YOUR OBJECTIVE »
Print all of the lines exactly. Any picture among them stays out.

****************

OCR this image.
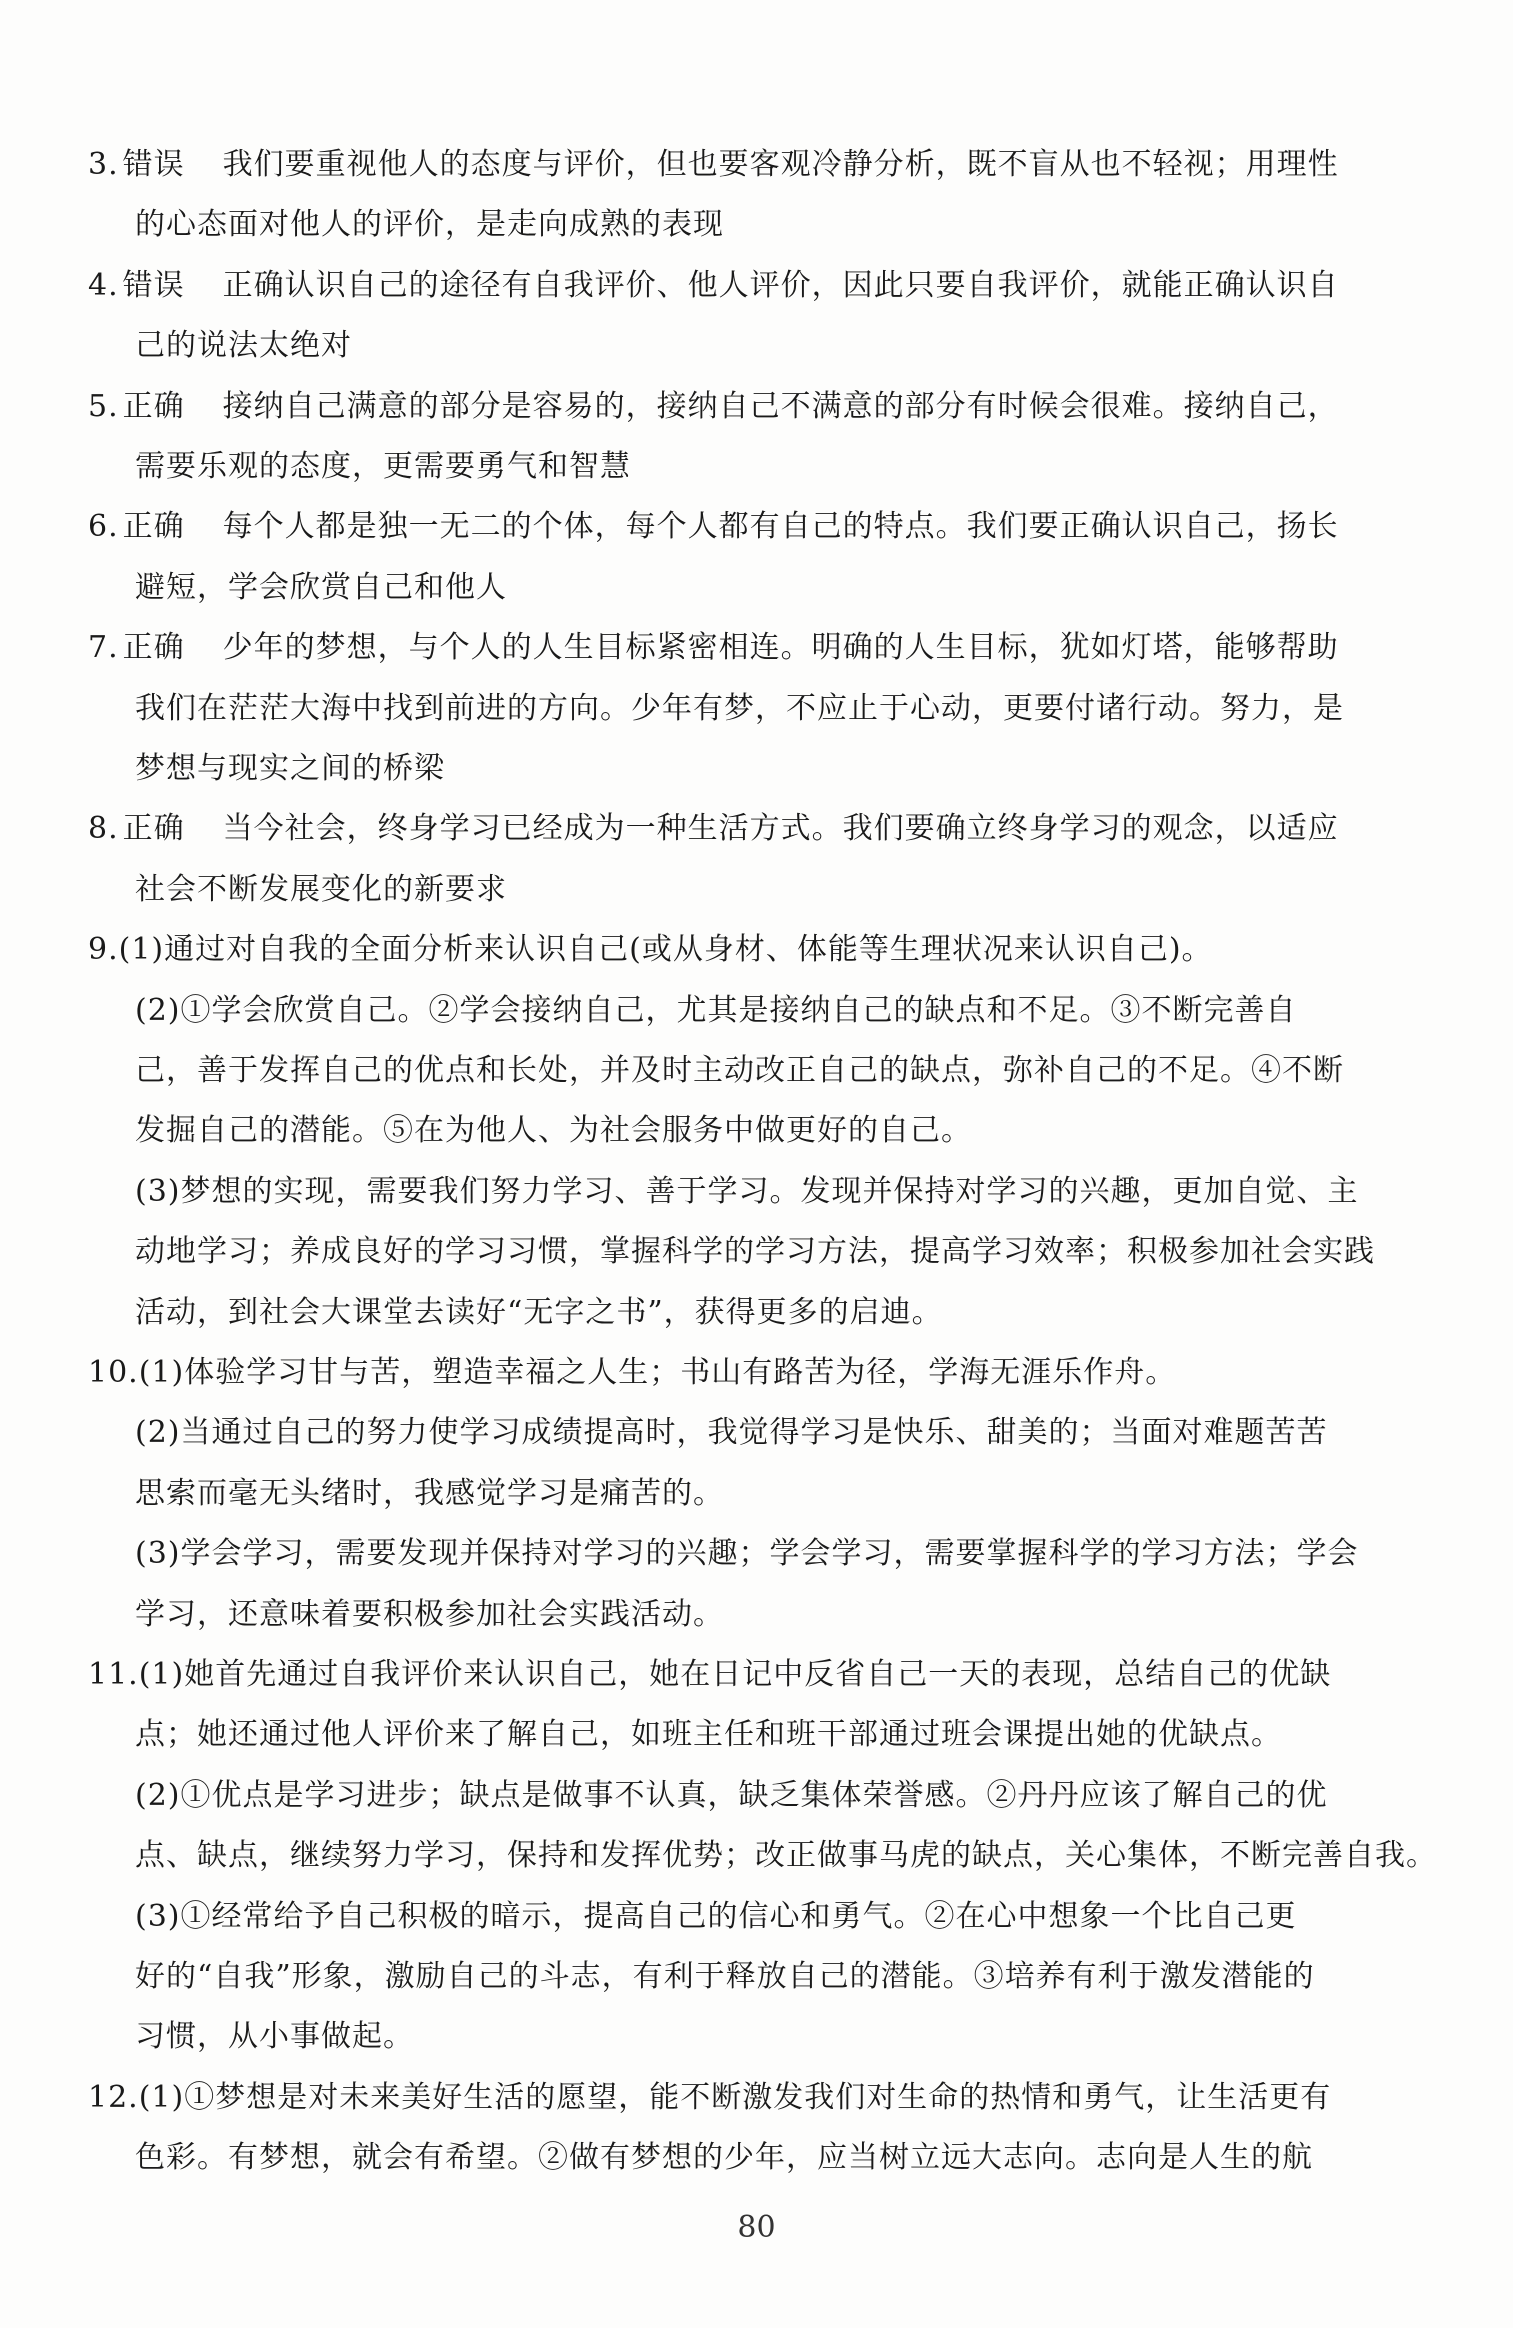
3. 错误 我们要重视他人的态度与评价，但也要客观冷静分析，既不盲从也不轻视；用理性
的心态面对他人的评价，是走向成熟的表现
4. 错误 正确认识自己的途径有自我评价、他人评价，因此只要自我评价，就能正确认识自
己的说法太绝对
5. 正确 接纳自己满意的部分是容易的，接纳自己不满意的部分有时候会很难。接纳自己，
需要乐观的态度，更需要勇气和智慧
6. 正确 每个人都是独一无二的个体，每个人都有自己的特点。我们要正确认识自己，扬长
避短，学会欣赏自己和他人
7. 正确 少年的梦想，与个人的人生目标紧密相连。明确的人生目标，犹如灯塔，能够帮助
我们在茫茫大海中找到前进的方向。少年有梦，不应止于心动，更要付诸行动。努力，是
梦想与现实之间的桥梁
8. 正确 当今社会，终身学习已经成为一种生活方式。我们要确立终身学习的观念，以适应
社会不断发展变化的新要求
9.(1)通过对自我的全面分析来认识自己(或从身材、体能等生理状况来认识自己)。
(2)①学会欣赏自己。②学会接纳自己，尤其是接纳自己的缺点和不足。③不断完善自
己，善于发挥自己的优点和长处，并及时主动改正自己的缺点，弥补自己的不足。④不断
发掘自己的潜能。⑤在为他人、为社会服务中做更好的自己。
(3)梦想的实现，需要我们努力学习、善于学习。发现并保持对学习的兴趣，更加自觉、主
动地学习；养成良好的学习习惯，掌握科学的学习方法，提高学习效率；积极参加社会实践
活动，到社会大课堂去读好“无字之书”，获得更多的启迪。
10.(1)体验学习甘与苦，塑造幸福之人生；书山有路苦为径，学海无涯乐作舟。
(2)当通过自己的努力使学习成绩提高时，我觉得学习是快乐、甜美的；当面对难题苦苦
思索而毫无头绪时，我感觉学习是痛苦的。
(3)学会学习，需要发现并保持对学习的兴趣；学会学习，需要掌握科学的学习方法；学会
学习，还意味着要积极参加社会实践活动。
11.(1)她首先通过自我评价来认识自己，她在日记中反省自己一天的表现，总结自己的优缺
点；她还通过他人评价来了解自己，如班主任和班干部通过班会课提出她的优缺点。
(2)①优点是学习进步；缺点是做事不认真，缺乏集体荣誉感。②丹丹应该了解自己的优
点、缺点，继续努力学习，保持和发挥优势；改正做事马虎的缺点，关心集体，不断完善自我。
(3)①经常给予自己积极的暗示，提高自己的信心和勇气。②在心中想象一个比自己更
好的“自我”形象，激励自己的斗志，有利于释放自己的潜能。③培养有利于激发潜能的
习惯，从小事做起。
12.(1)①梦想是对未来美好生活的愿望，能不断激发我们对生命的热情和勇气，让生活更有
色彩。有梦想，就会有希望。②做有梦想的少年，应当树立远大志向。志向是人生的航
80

****************

THE RESPONSE »
OCR this image.
3. 错误 我们要重视他人的态度与评价，但也要客观冷静分析，既不盲从也不轻视；用理性
的心态面对他人的评价，是走向成熟的表现
4. 错误 正确认识自己的途径有自我评价、他人评价，因此只要自我评价，就能正确认识自
己的说法太绝对
5. 正确 接纳自己满意的部分是容易的，接纳自己不满意的部分有时候会很难。接纳自己，
需要乐观的态度，更需要勇气和智慧
6. 正确 每个人都是独一无二的个体，每个人都有自己的特点。我们要正确认识自己，扬长
避短，学会欣赏自己和他人
7. 正确 少年的梦想，与个人的人生目标紧密相连。明确的人生目标，犹如灯塔，能够帮助
我们在茫茫大海中找到前进的方向。少年有梦，不应止于心动，更要付诸行动。努力，是
梦想与现实之间的桥梁
8. 正确 当今社会，终身学习已经成为一种生活方式。我们要确立终身学习的观念，以适应
社会不断发展变化的新要求
9.(1)通过对自我的全面分析来认识自己(或从身材、体能等生理状况来认识自己)。
(2)①学会欣赏自己。②学会接纳自己，尤其是接纳自己的缺点和不足。③不断完善自
己，善于发挥自己的优点和长处，并及时主动改正自己的缺点，弥补自己的不足。④不断
发掘自己的潜能。⑤在为他人、为社会服务中做更好的自己。
(3)梦想的实现，需要我们努力学习、善于学习。发现并保持对学习的兴趣，更加自觉、主
动地学习；养成良好的学习习惯，掌握科学的学习方法，提高学习效率；积极参加社会实践
活动，到社会大课堂去读好“无字之书”，获得更多的启迪。
10.(1)体验学习甘与苦，塑造幸福之人生；书山有路苦为径，学海无涯乐作舟。
(2)当通过自己的努力使学习成绩提高时，我觉得学习是快乐、甜美的；当面对难题苦苦
思索而毫无头绪时，我感觉学习是痛苦的。
(3)学会学习，需要发现并保持对学习的兴趣；学会学习，需要掌握科学的学习方法；学会
学习，还意味着要积极参加社会实践活动。
11.(1)她首先通过自我评价来认识自己，她在日记中反省自己一天的表现，总结自己的优缺
点；她还通过他人评价来了解自己，如班主任和班干部通过班会课提出她的优缺点。
(2)①优点是学习进步；缺点是做事不认真，缺乏集体荣誉感。②丹丹应该了解自己的优
点、缺点，继续努力学习，保持和发挥优势；改正做事马虎的缺点，关心集体，不断完善自我。
(3)①经常给予自己积极的暗示，提高自己的信心和勇气。②在心中想象一个比自己更
好的“自我”形象，激励自己的斗志，有利于释放自己的潜能。③培养有利于激发潜能的
习惯，从小事做起。
12.(1)①梦想是对未来美好生活的愿望，能不断激发我们对生命的热情和勇气，让生活更有
色彩。有梦想，就会有希望。②做有梦想的少年，应当树立远大志向。志向是人生的航
80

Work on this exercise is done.